**THE INPUT**:

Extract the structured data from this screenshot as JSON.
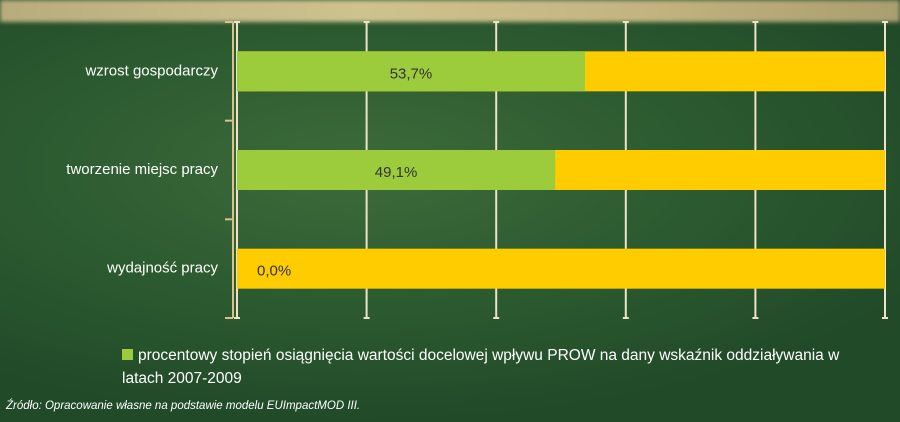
{
  "chart_data": {
    "type": "bar",
    "orientation": "horizontal",
    "categories": [
      "wzrost gospodarczy",
      "tworzenie miejsc pracy",
      "wydajność pracy"
    ],
    "series": [
      {
        "name": "procentowy stopień osiągnięcia wartości docelowej wpływu PROW na dany wskaźnik oddziaływania w latach 2007-2009",
        "color": "#9ccc3c",
        "values": [
          53.7,
          49.1,
          0.0
        ],
        "value_labels": [
          "53,7%",
          "49,1%",
          "0,0%"
        ]
      }
    ],
    "track_color": "#ffcc00",
    "xlim": [
      0,
      100
    ],
    "xticks": [
      0,
      20,
      40,
      60,
      80,
      100
    ],
    "grid": true,
    "source": "Źródło: Opracowanie własne na podstawie modelu EUImpactMOD III."
  }
}
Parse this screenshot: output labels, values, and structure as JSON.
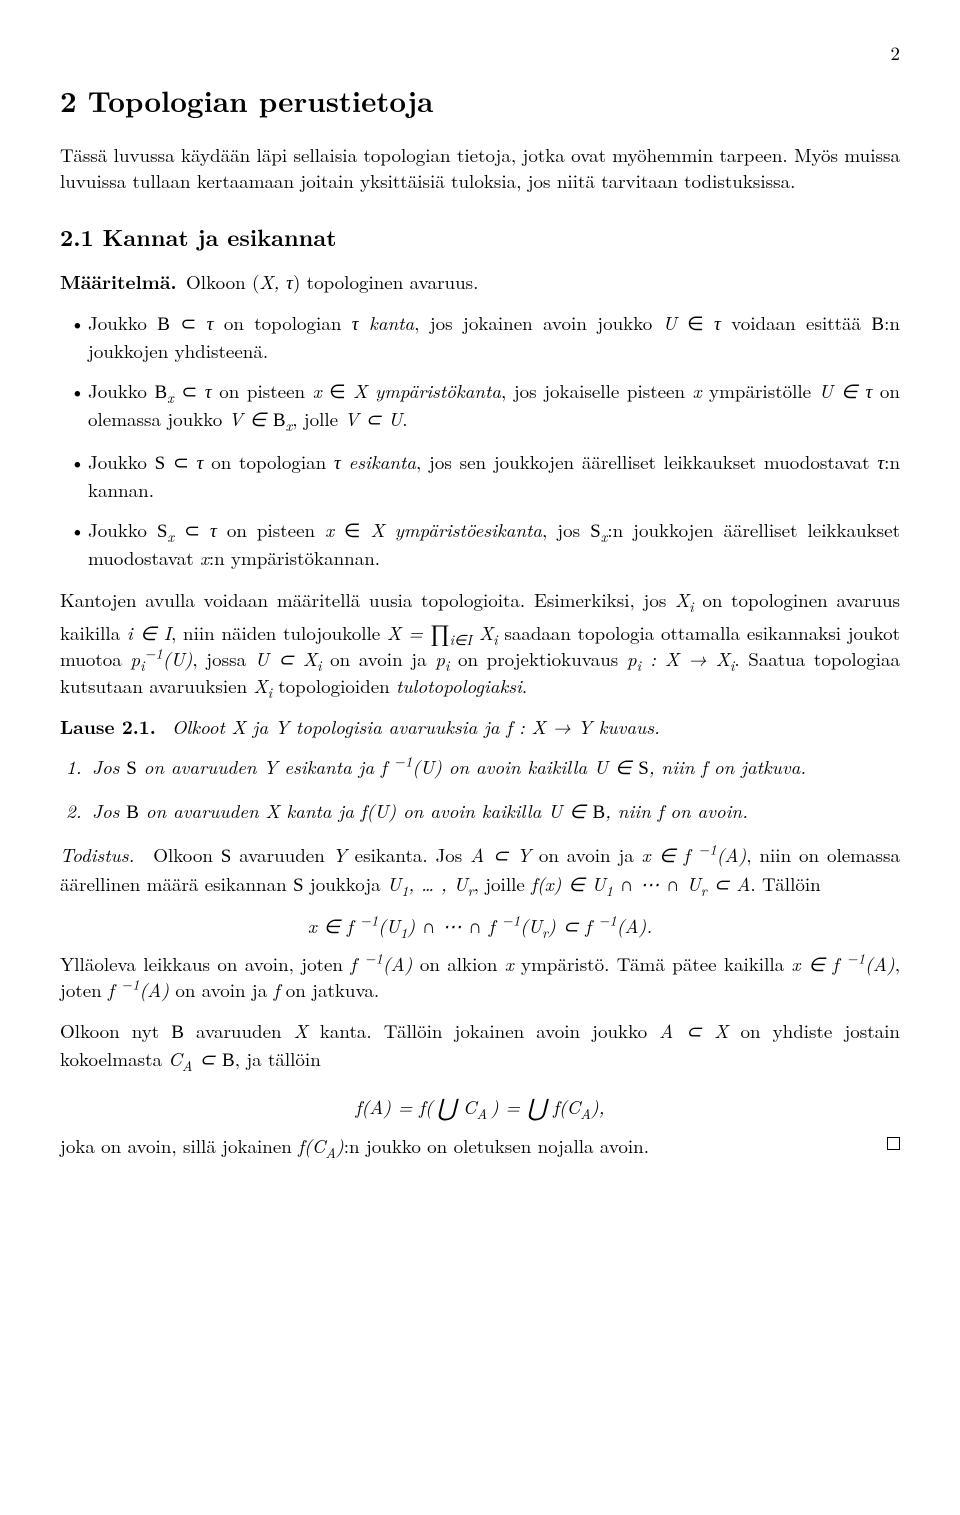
{
  "page_number": "2",
  "section_title": "2  Topologian perustietoja",
  "intro": "Tässä luvussa käydään läpi sellaisia topologian tietoja, jotka ovat myöhemmin tarpeen. Myös muissa luvuissa tullaan kertaamaan joitain yksittäisiä tuloksia, jos niitä tarvitaan todistuksissa.",
  "subsection_title": "2.1  Kannat ja esikannat",
  "defn_label": "Määritelmä.",
  "defn_lead": " Olkoon (X, τ) topologinen avaruus.",
  "bullets": [
    "Joukko 𝓑 ⊂ τ on topologian τ kanta, jos jokainen avoin joukko U ∈ τ voidaan esittää 𝓑:n joukkojen yhdisteenä.",
    "Joukko 𝓑ₓ ⊂ τ on pisteen x ∈ X ympäristökanta, jos jokaiselle pisteen x ympäristölle U ∈ τ on olemassa joukko V ∈ 𝓑ₓ, jolle V ⊂ U.",
    "Joukko 𝓢 ⊂ τ on topologian τ esikanta, jos sen joukkojen äärelliset leikkaukset muodostavat τ:n kannan.",
    "Joukko 𝓢ₓ ⊂ τ on pisteen x ∈ X ympäristöesikanta, jos 𝓢ₓ:n joukkojen äärelliset leikkaukset muodostavat x:n ympäristökannan."
  ],
  "para_kantojen": "Kantojen avulla voidaan määritellä uusia topologioita. Esimerkiksi, jos Xᵢ on topologinen avaruus kaikilla i ∈ I, niin näiden tulojoukolle X = ∏_{i∈I} Xᵢ saadaan topologia ottamalla esikannaksi joukot muotoa pᵢ⁻¹(U), jossa U ⊂ Xᵢ on avoin ja pᵢ on projektiokuvaus pᵢ : X → Xᵢ. Saatua topologiaa kutsutaan avaruuksien Xᵢ topologioiden tulotopologiaksi.",
  "lause_label": "Lause 2.1.",
  "lause_stmt": " Olkoot X ja Y topologisia avaruuksia ja f : X → Y kuvaus.",
  "enum": [
    {
      "n": "1.",
      "text": "Jos 𝓢 on avaruuden Y esikanta ja f⁻¹(U) on avoin kaikilla U ∈ 𝓢, niin f on jatkuva."
    },
    {
      "n": "2.",
      "text": "Jos 𝓑 on avaruuden X kanta ja f(U) on avoin kaikilla U ∈ 𝓑, niin f on avoin."
    }
  ],
  "proof_label": "Todistus.",
  "proof_p1": " Olkoon 𝓢 avaruuden Y esikanta. Jos A ⊂ Y on avoin ja x ∈ f⁻¹(A), niin on olemassa äärellinen määrä esikannan 𝓢 joukkoja U₁, … , Uᵣ, joille f(x) ∈ U₁ ∩ ⋯ ∩ Uᵣ ⊂ A. Tällöin",
  "proof_disp1": "x ∈ f⁻¹(U₁) ∩ ⋯ ∩ f⁻¹(Uᵣ) ⊂ f⁻¹(A).",
  "proof_p2": "Ylläoleva leikkaus on avoin, joten f⁻¹(A) on alkion x ympäristö. Tämä pätee kaikilla x ∈ f⁻¹(A), joten f⁻¹(A) on avoin ja f on jatkuva.",
  "proof_p3": "Olkoon nyt 𝓑 avaruuden X kanta. Tällöin jokainen avoin joukko A ⊂ X on yhdiste jostain kokoelmasta C_A ⊂ 𝓑, ja tällöin",
  "proof_disp2": "f(A) = f( ⋃ C_A ) = ⋃ f(C_A),",
  "proof_p4": "joka on avoin, sillä jokainen f(C_A):n joukko on oletuksen nojalla avoin."
}
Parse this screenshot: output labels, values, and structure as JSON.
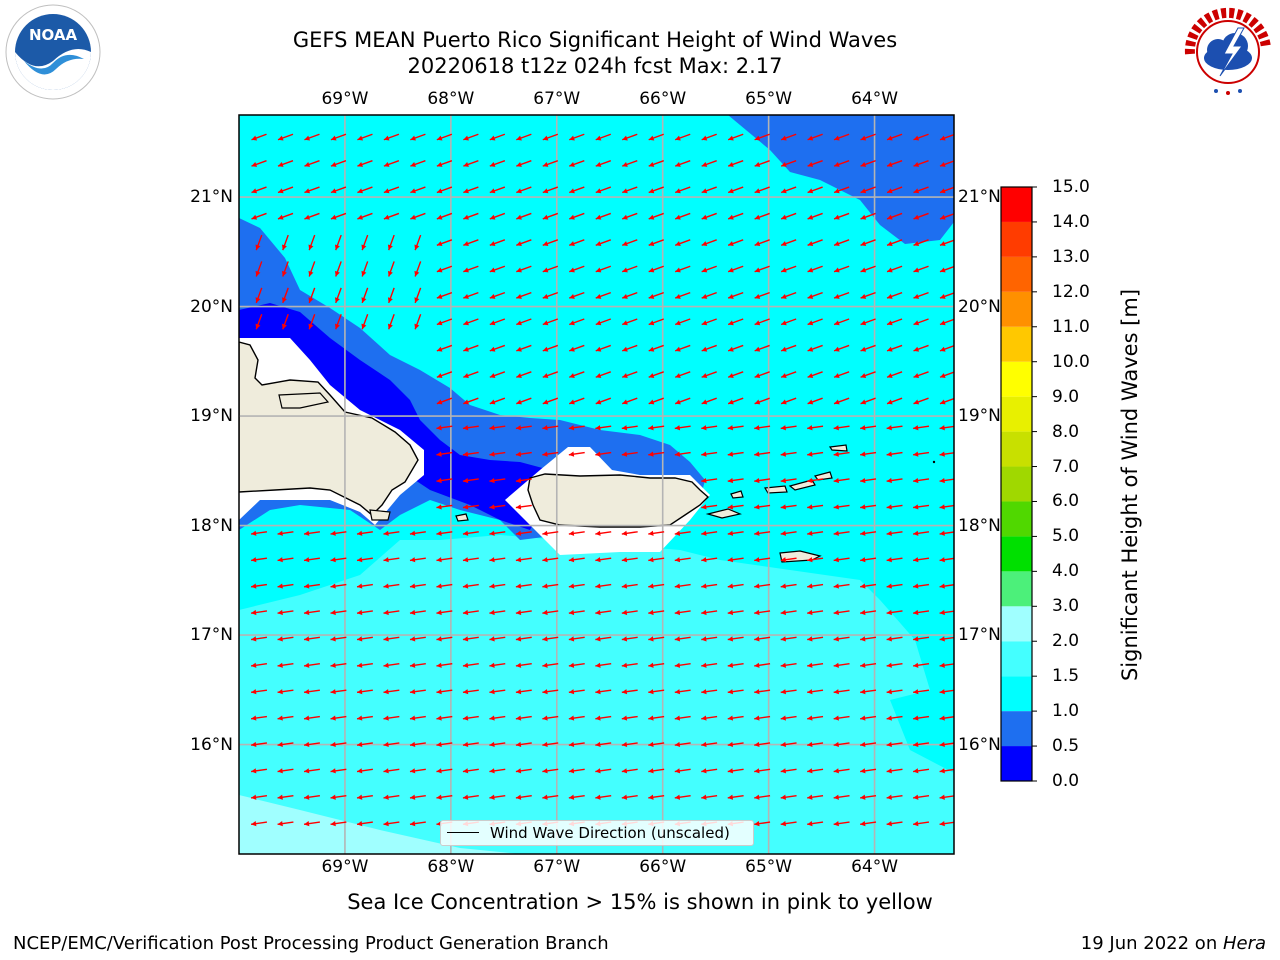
{
  "title": {
    "line1": "GEFS MEAN Puerto Rico Significant Height of Wind Waves",
    "line2": "20220618 t12z 024h fcst   Max: 2.17"
  },
  "map": {
    "lon_labels": [
      "69°W",
      "68°W",
      "67°W",
      "66°W",
      "65°W",
      "64°W"
    ],
    "lat_labels": [
      "21°N",
      "20°N",
      "19°N",
      "18°N",
      "17°N",
      "16°N"
    ],
    "lon_range": [
      -70.0,
      -63.25
    ],
    "lat_range": [
      15.0,
      21.75
    ],
    "land_color": "#efecdc",
    "arrow_color": "#ff0000",
    "gridlines": true,
    "wave_direction": "mostly from the east, locally from the northeast near Hispaniola"
  },
  "legend": {
    "label": "Wind Wave Direction (unscaled)",
    "placement": "bottom-center"
  },
  "colorbar": {
    "title": "Significant Height of Wind Waves [m]",
    "ticks": [
      "0.0",
      "0.5",
      "1.0",
      "1.5",
      "2.0",
      "3.0",
      "4.0",
      "5.0",
      "6.0",
      "7.0",
      "8.0",
      "9.0",
      "10.0",
      "11.0",
      "12.0",
      "13.0",
      "14.0",
      "15.0"
    ],
    "colors": [
      "#0000ff",
      "#1e6ff0",
      "#00ffff",
      "#44ffff",
      "#a0ffff",
      "#4cf07a",
      "#00e000",
      "#50d800",
      "#a0d800",
      "#c8e000",
      "#e8f000",
      "#ffff00",
      "#ffc800",
      "#ff9000",
      "#ff6400",
      "#ff3c00",
      "#ff0000"
    ]
  },
  "sea_ice_note": "Sea Ice Concentration > 15% is shown in pink to yellow",
  "footer": {
    "left": "NCEP/EMC/Verification Post Processing Product Generation Branch",
    "right_prefix": "19 Jun 2022 on ",
    "right_host": "Hera"
  },
  "logos": {
    "left": "NOAA",
    "right": "NATIONAL WEATHER SERVICE"
  }
}
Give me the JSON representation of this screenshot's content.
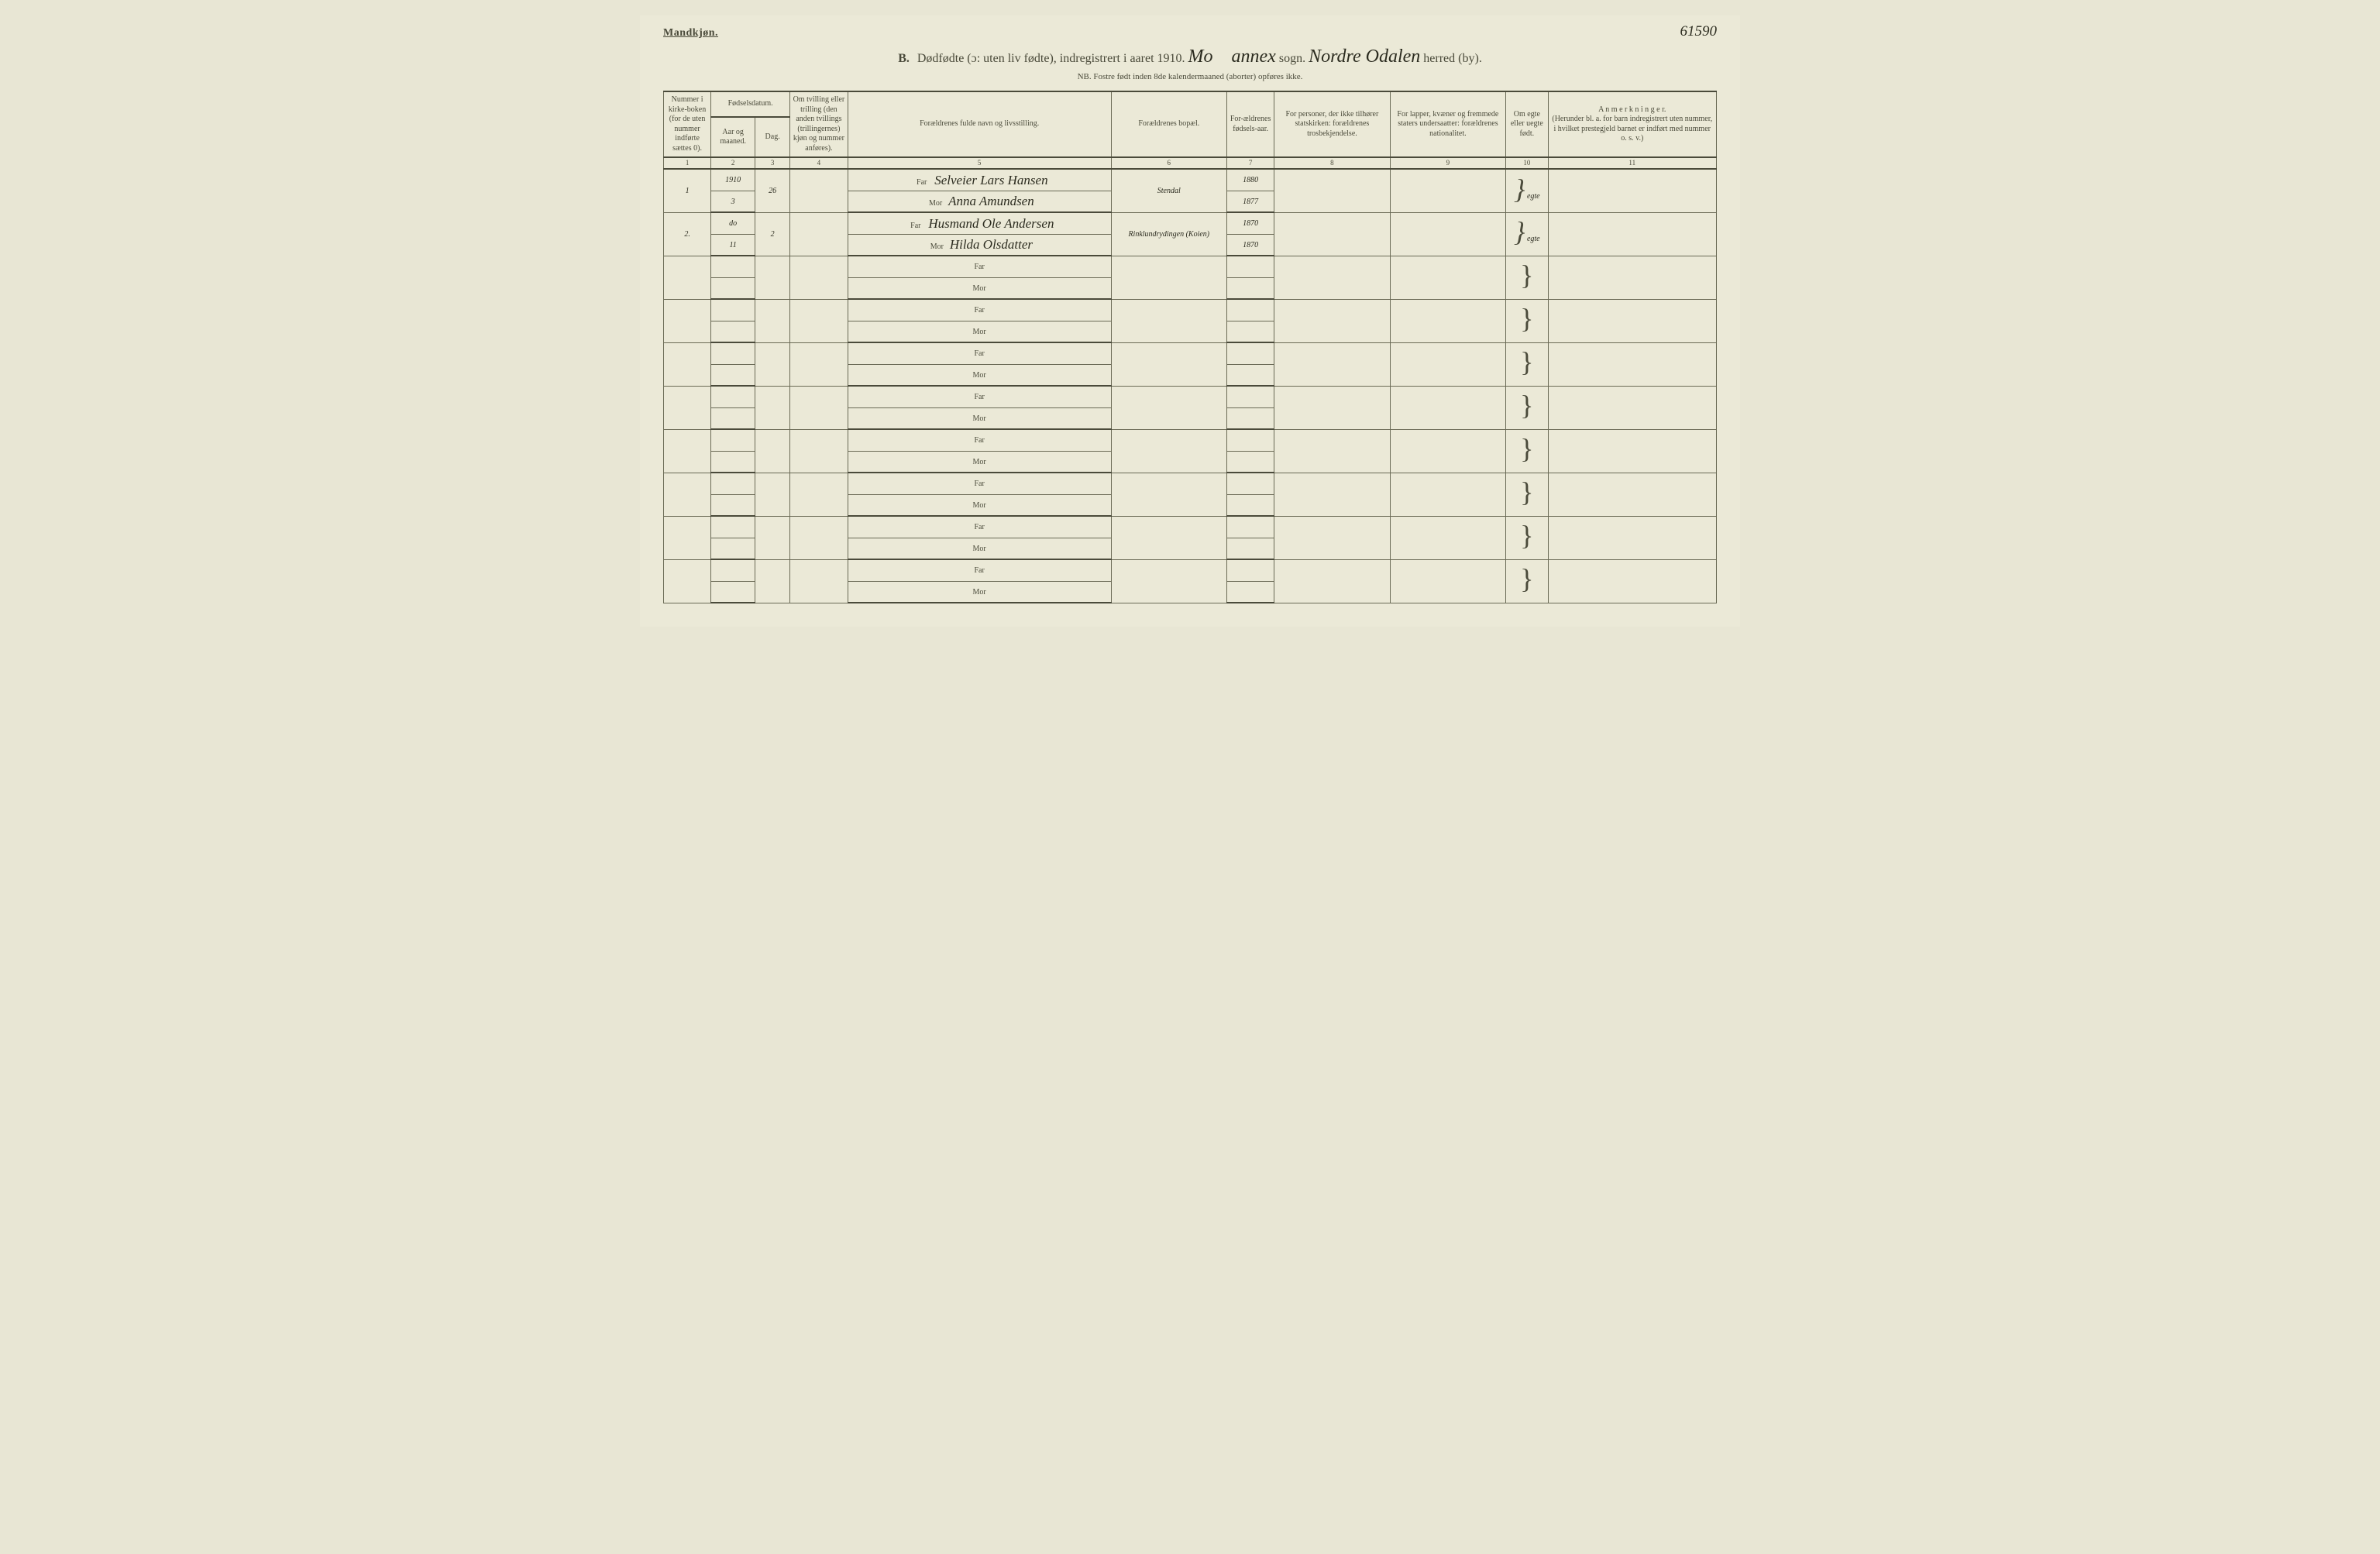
{
  "header": {
    "gender": "Mandkjøn.",
    "page_number": "61590",
    "title_prefix": "B.",
    "title_main": "Dødfødte (ɔ: uten liv fødte), indregistrert i aaret 191",
    "year_suffix": "0.",
    "sogn_hand1": "Mo",
    "sogn_mid": "annex",
    "sogn_label": "sogn.",
    "herred_hand": "Nordre Odalen",
    "herred_label": "herred (by).",
    "sub_note": "NB. Fostre født inden 8de kalendermaaned (aborter) opføres ikke."
  },
  "columns": {
    "c1": "Nummer i kirke-boken (for de uten nummer indførte sættes 0).",
    "c2_group": "Fødselsdatum.",
    "c2a": "Aar og maaned.",
    "c2b": "Dag.",
    "c3": "Om tvilling eller trilling (den anden tvillings (trillingernes) kjøn og nummer anføres).",
    "c4": "Forældrenes fulde navn og livsstilling.",
    "c5": "Forældrenes bopæl.",
    "c6": "For-ældrenes fødsels-aar.",
    "c7": "For personer, der ikke tilhører statskirken: forældrenes trosbekjendelse.",
    "c8": "For lapper, kvæner og fremmede staters undersaatter: forældrenes nationalitet.",
    "c9": "Om egte eller uegte født.",
    "c10_title": "A n m e r k n i n g e r.",
    "c10_sub": "(Herunder bl. a. for barn indregistrert uten nummer, i hvilket prestegjeld barnet er indført med nummer o. s. v.)"
  },
  "colnums": [
    "1",
    "2",
    "3",
    "4",
    "5",
    "6",
    "7",
    "8",
    "9",
    "10",
    "11"
  ],
  "labels": {
    "far": "Far",
    "mor": "Mor"
  },
  "rows": [
    {
      "num": "1",
      "aar": "1910",
      "maaned": "3",
      "dag": "26",
      "tvilling": "",
      "far": "Selveier Lars Hansen",
      "mor": "Anna Amundsen",
      "bopael": "Stendal",
      "far_aar": "1880",
      "mor_aar": "1877",
      "tros": "",
      "nat": "",
      "egte": "egte",
      "anm": ""
    },
    {
      "num": "2.",
      "aar": "do",
      "maaned": "11",
      "dag": "2",
      "tvilling": "",
      "far": "Husmand Ole Andersen",
      "mor": "Hilda Olsdatter",
      "bopael": "Rinklundrydingen (Koien)",
      "far_aar": "1870",
      "mor_aar": "1870",
      "tros": "",
      "nat": "",
      "egte": "egte",
      "anm": ""
    }
  ],
  "style": {
    "bg": "#ebe9d7",
    "ink": "#4a4a3a",
    "rule_heavy": "#4a4a3a",
    "rule_light": "#6a6a55",
    "handwriting_color": "#2b2b1f"
  }
}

**EXERCISE DIRECTIONS**:
Out of the records, collect only those lines that contain the string "this".

**OUTPUT OF THE EXERCISE**:
Extract the structured data from this screenshot as JSON.
Parse this screenshot: output labels, values, and structure as JSON.
Parse this screenshot: output labels, values, and structure as JSON.
Give me the JSON representation of this screenshot's content.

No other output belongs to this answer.